■ ITEMS:
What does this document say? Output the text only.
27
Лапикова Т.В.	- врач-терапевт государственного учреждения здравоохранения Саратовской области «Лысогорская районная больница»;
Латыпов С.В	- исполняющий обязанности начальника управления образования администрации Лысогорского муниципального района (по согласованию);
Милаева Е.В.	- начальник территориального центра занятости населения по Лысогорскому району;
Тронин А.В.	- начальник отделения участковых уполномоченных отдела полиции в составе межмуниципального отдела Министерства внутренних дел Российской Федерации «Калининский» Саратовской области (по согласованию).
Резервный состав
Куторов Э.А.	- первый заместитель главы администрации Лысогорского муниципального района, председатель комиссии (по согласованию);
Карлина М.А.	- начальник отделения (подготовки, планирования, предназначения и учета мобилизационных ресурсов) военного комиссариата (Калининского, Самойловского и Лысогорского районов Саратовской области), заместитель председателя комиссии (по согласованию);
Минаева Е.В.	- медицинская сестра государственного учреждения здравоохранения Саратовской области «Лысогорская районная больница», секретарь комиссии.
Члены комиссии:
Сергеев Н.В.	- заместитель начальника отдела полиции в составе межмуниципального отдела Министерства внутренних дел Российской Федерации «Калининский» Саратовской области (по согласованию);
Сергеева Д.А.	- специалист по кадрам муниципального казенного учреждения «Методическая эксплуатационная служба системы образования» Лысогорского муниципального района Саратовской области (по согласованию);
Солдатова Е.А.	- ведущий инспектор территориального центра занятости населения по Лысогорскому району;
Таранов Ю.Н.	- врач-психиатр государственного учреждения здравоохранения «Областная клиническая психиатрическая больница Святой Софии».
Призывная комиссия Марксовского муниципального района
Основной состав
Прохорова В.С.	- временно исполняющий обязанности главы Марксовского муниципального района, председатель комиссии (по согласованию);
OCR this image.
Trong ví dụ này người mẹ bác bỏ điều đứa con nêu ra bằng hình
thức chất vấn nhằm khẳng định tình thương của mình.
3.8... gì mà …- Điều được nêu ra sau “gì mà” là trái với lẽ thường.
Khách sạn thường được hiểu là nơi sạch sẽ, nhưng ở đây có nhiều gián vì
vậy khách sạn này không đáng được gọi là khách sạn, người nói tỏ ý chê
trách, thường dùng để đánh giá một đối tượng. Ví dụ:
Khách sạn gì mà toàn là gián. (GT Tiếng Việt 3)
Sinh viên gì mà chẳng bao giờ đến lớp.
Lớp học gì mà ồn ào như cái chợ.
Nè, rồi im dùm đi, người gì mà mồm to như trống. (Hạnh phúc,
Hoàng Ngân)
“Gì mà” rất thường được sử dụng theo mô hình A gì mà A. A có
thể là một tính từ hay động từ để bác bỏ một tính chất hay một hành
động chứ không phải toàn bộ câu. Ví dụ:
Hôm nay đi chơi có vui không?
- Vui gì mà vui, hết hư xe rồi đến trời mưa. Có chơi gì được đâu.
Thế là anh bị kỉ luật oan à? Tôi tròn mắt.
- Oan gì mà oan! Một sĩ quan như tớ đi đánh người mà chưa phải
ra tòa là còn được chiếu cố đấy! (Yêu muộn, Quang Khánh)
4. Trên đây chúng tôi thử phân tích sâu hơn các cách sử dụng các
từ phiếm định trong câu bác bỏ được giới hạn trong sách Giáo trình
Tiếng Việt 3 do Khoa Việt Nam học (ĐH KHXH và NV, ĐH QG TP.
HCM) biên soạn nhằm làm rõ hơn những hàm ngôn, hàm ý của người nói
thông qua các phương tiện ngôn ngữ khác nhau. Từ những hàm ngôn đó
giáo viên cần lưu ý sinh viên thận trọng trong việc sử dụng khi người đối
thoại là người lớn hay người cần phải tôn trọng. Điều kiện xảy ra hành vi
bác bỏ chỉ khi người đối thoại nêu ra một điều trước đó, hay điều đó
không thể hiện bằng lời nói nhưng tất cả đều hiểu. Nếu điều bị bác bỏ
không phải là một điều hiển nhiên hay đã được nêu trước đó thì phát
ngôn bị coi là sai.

■ TO BE DONE:
Locate the word "thoại" in the data above. Copy every line carrying it.

■ FINISHED EXERCISE:
thoại là người lớn hay người cần phải tôn trọng. Điều kiện xảy ra hành vi
bác bỏ chỉ khi người đối thoại nêu ra một điều trước đó, hay điều đó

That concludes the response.